→ Goal: Read the listing below and copy out every line that holds "Ученая".

========================================

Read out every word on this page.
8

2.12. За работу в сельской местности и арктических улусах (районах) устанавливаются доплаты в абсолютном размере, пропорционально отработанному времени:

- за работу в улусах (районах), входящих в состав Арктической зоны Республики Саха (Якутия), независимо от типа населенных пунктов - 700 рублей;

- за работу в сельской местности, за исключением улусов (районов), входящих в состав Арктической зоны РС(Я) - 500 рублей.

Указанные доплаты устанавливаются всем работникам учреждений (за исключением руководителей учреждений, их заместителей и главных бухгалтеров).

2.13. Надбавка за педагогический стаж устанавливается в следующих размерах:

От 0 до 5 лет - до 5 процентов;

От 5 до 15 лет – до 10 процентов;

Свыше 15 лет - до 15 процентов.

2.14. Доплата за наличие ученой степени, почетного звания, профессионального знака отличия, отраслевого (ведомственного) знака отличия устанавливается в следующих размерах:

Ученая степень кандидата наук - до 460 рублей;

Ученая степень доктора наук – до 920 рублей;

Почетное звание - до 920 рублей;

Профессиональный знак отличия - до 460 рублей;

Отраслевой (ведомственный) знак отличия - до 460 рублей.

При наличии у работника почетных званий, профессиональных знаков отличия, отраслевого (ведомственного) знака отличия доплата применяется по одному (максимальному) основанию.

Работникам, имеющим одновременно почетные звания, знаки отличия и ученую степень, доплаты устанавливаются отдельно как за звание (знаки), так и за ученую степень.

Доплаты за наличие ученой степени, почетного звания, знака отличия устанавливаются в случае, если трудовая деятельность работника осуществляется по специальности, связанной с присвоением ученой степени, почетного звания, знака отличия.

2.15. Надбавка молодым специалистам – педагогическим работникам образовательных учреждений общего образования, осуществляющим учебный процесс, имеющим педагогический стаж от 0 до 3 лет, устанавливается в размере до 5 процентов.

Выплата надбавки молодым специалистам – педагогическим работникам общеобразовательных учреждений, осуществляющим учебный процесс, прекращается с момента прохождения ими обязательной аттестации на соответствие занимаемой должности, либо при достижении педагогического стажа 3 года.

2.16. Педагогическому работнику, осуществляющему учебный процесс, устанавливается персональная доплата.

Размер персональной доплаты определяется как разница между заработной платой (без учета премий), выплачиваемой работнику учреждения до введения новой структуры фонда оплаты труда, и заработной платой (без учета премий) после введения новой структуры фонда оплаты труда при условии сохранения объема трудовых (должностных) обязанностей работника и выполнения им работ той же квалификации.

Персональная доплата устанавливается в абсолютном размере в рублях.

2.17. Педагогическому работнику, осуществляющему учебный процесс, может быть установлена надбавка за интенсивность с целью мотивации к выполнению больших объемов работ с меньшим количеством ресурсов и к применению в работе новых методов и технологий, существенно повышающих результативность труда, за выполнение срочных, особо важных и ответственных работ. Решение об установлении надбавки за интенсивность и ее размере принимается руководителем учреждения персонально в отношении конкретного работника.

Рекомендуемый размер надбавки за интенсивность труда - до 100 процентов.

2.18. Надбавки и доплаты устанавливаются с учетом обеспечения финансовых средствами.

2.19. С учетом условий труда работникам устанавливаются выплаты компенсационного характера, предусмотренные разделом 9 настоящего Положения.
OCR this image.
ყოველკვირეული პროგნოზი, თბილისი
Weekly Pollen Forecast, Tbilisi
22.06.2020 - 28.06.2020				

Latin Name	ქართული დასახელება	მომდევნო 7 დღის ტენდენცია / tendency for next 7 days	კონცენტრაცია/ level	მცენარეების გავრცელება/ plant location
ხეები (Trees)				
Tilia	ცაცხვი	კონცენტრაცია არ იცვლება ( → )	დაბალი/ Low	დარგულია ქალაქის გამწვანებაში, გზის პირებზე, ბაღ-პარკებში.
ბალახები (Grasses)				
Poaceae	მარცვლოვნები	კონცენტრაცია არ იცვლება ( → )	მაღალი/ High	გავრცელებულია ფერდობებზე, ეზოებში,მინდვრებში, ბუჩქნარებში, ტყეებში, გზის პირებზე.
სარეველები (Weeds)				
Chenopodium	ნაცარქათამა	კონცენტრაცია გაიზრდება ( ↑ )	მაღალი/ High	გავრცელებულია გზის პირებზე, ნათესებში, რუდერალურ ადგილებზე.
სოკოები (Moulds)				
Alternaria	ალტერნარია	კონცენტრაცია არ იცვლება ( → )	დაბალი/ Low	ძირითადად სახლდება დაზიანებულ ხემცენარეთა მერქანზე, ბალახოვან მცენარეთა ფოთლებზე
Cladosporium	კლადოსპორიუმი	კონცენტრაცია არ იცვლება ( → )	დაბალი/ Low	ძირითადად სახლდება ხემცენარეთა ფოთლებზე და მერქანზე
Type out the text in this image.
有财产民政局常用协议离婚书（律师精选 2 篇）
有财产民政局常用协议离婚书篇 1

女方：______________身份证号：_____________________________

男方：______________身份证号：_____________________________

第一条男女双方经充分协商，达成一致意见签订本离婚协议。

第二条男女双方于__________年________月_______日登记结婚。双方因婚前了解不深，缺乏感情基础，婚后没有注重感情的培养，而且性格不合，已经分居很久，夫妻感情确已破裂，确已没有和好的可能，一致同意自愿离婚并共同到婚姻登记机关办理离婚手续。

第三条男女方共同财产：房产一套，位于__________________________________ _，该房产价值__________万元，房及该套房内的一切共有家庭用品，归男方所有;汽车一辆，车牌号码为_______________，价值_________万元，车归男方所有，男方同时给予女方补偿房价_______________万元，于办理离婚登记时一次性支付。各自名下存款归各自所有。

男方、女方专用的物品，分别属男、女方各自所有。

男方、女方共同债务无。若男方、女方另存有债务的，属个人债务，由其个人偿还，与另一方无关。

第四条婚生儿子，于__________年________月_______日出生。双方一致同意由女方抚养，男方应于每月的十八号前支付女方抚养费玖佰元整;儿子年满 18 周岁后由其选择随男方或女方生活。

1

========================================

→ Completed exercise:
Ученая степень кандидата наук - до 460 рублей;
Ученая степень доктора наук – до 920 рублей;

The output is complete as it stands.